-- GIVEN TASK --
Wherever a line in the data below holds "этимъ", copy that line.

Part of a data file
··········
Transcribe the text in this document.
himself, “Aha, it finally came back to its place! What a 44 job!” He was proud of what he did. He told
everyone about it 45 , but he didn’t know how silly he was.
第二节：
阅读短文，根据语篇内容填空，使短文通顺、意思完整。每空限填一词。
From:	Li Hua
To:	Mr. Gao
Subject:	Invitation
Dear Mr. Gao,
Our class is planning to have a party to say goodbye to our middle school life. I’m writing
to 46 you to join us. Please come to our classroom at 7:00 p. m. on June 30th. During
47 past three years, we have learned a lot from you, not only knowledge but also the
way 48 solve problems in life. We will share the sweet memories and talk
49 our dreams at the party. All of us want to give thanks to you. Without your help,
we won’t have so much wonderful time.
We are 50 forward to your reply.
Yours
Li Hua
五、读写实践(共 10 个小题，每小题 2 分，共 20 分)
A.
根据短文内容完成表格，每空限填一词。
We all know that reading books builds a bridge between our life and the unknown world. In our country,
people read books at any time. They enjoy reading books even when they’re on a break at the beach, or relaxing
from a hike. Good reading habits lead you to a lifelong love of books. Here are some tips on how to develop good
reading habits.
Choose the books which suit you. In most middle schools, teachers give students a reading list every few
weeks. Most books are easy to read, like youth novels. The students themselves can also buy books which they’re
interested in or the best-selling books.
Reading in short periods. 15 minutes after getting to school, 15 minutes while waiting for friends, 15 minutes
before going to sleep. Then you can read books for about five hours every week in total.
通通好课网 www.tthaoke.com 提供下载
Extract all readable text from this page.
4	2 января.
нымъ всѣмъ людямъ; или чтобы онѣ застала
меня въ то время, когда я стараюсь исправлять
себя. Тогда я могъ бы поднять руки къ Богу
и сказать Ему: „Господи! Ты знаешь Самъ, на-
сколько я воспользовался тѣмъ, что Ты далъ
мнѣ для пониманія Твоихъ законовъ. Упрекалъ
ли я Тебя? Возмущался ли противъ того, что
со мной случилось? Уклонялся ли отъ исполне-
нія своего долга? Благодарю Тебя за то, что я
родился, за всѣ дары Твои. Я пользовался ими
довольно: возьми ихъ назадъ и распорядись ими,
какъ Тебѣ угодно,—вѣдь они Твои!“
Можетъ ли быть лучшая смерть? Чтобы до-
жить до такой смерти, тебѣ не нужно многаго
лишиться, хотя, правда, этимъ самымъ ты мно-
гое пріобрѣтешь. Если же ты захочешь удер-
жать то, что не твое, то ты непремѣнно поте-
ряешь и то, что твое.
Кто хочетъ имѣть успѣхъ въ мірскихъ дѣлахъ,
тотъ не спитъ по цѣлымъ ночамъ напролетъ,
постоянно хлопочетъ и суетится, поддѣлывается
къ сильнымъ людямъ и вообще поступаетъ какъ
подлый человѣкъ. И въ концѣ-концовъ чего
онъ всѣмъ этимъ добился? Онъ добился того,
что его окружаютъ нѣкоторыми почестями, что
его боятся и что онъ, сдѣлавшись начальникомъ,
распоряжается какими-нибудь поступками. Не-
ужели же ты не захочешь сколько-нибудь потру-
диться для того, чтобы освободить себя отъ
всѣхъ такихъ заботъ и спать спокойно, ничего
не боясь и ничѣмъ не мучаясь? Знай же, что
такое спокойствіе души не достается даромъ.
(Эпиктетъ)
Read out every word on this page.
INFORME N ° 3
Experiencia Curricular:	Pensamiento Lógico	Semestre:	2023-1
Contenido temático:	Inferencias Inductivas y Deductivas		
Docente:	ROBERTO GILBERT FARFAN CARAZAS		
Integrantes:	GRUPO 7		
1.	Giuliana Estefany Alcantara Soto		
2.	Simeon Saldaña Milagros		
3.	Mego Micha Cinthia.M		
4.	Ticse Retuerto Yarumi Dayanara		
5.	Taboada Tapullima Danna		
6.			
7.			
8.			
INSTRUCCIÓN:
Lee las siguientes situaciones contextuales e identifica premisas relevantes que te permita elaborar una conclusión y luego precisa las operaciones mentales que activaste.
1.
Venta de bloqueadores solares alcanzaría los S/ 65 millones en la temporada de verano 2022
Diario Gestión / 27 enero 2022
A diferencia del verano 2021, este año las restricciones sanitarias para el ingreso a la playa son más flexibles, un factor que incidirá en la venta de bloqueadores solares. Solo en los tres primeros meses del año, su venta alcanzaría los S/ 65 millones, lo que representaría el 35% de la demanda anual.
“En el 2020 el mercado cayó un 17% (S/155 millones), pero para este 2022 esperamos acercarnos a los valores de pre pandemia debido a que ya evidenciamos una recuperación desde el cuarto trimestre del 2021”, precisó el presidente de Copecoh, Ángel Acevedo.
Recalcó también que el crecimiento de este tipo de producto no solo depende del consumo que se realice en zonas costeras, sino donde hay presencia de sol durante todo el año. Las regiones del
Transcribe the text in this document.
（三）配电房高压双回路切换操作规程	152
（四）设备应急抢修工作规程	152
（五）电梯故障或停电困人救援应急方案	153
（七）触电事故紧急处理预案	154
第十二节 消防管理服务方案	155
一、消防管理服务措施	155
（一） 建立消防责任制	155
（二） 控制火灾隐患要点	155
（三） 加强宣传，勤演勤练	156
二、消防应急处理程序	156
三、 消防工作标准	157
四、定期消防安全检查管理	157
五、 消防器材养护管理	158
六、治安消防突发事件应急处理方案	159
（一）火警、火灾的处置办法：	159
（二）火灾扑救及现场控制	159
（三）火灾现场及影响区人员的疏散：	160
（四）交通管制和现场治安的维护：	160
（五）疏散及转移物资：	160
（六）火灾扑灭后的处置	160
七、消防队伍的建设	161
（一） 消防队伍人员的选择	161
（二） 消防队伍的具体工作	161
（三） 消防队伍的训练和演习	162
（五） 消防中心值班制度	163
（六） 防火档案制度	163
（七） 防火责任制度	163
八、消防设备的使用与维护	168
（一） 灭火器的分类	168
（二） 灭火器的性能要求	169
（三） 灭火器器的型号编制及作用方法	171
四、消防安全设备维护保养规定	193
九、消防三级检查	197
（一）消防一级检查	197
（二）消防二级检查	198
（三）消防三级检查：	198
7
··········
-- FINISHED ANSWER --
лишиться, хотя, правда, этимъ самымъ ты мно-
онъ всѣмъ этимъ добился? Онъ добился того,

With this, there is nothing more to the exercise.